• RECORD LIST:
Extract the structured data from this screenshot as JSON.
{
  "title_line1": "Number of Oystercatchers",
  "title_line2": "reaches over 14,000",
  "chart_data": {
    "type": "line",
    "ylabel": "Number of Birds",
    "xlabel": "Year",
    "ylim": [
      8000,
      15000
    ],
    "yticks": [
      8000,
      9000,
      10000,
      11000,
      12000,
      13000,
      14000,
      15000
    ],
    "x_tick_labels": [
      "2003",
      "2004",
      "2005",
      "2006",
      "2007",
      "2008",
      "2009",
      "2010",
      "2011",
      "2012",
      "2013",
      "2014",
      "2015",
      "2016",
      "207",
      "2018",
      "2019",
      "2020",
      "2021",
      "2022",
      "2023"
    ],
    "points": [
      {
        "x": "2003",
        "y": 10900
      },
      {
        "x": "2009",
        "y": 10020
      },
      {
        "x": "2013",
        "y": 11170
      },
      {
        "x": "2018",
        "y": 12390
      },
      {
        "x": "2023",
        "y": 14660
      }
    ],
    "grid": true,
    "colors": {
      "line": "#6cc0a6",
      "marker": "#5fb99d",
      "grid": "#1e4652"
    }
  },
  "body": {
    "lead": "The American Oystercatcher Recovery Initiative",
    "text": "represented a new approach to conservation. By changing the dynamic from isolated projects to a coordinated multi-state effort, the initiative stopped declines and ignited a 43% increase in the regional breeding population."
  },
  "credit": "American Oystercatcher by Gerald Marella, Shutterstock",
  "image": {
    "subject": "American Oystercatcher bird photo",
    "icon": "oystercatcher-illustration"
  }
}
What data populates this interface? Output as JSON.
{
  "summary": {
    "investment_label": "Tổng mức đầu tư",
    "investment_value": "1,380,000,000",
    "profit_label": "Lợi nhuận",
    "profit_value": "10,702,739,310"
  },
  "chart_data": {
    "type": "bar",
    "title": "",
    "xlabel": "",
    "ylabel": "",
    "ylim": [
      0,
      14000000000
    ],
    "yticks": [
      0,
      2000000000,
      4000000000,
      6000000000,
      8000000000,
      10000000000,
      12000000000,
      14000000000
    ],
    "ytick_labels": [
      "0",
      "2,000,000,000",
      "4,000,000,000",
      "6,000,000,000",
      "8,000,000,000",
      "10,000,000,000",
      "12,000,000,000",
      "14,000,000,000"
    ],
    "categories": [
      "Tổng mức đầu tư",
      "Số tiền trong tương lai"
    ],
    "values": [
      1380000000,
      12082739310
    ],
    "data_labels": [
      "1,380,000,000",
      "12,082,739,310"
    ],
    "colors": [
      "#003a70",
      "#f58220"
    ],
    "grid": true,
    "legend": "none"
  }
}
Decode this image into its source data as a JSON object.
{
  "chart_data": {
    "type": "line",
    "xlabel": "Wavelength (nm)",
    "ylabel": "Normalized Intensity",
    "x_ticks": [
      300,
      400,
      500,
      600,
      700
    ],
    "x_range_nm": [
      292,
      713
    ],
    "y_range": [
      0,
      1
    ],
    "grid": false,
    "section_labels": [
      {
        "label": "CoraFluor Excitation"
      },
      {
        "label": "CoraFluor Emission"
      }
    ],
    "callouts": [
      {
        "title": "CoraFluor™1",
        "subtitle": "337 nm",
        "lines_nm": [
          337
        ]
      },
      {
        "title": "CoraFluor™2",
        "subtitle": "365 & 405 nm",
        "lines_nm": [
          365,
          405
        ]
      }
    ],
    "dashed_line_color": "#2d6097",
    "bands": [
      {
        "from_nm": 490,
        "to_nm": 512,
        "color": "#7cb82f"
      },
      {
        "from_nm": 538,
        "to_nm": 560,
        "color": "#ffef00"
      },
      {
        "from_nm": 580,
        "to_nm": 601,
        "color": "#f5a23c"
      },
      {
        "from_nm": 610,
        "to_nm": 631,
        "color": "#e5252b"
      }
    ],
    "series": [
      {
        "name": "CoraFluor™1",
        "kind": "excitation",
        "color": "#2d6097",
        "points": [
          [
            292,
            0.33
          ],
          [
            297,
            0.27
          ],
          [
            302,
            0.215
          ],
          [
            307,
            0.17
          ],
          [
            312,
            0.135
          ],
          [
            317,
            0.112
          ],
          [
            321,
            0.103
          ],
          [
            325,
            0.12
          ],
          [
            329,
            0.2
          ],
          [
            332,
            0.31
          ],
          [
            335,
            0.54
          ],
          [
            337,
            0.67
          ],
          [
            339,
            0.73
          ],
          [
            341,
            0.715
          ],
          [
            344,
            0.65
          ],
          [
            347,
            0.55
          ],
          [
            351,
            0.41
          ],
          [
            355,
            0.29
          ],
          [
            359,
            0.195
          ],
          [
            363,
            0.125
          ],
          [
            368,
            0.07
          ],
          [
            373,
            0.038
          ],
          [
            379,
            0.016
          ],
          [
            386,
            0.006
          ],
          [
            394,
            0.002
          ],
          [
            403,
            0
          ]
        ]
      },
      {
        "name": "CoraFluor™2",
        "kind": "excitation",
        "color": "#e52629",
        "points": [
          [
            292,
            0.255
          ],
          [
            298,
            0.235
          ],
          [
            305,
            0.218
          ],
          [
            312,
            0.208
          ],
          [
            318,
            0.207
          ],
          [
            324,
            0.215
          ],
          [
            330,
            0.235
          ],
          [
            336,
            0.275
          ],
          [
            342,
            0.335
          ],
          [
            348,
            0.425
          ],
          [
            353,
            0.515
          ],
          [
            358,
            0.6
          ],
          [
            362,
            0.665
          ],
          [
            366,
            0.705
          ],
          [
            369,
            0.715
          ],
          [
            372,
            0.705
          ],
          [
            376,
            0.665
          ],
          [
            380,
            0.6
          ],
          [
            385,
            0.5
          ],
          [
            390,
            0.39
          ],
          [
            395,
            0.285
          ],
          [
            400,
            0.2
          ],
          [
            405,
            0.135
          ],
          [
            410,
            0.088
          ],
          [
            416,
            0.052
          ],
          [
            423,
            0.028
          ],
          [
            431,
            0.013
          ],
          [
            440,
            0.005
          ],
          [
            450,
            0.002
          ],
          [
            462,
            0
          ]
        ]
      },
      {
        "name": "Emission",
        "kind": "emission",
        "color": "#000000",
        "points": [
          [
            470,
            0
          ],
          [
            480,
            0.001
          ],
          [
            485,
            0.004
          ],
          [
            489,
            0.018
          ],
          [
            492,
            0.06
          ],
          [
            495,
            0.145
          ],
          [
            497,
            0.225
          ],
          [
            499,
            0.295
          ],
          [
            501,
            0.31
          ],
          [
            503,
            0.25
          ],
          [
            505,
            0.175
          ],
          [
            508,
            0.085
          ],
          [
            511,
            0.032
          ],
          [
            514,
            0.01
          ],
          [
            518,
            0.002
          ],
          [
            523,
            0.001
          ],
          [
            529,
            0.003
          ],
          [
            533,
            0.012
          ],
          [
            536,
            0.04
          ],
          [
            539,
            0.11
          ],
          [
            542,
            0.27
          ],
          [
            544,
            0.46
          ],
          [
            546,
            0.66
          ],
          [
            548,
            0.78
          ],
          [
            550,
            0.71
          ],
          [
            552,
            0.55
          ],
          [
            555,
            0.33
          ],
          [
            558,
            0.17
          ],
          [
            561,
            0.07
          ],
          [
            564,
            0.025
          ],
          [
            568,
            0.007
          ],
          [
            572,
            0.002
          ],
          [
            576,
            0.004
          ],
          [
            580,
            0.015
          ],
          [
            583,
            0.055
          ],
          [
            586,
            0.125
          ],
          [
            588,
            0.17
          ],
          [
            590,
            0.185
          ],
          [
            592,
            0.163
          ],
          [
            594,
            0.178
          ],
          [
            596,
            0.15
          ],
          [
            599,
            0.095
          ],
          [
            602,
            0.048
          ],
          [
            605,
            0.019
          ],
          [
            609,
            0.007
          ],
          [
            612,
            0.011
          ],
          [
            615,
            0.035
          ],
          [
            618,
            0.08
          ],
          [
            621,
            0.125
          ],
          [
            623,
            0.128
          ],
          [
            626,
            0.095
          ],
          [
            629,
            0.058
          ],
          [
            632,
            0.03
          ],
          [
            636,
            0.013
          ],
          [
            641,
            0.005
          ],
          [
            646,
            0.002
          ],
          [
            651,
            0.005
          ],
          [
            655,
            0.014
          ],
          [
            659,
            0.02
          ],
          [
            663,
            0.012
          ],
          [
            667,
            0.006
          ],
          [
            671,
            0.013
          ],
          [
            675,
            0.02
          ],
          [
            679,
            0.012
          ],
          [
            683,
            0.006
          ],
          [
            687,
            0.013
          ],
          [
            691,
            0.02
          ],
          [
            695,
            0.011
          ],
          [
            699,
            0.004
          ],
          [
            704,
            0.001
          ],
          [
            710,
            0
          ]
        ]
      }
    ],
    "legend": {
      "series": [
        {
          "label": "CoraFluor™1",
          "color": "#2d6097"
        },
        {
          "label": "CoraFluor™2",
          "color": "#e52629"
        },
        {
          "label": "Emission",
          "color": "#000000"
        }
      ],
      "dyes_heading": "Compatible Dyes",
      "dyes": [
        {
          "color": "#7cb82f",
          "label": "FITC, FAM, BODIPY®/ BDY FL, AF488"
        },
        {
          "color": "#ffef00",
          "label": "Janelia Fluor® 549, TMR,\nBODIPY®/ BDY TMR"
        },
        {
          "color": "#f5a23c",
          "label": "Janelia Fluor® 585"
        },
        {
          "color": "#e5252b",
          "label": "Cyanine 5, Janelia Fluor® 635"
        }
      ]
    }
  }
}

• WHAT TO PRODUCE:
Report all lines of the material that contain the word "CoraFluor".

• RESULT FOR THIS EXERCISE:
        "label": "CoraFluor Excitation"
        "label": "CoraFluor Emission"
        "title": "CoraFluor™1",
        "title": "CoraFluor™2",
        "name": "CoraFluor™1",
        "name": "CoraFluor™2",
          "label": "CoraFluor™1",
          "label": "CoraFluor™2",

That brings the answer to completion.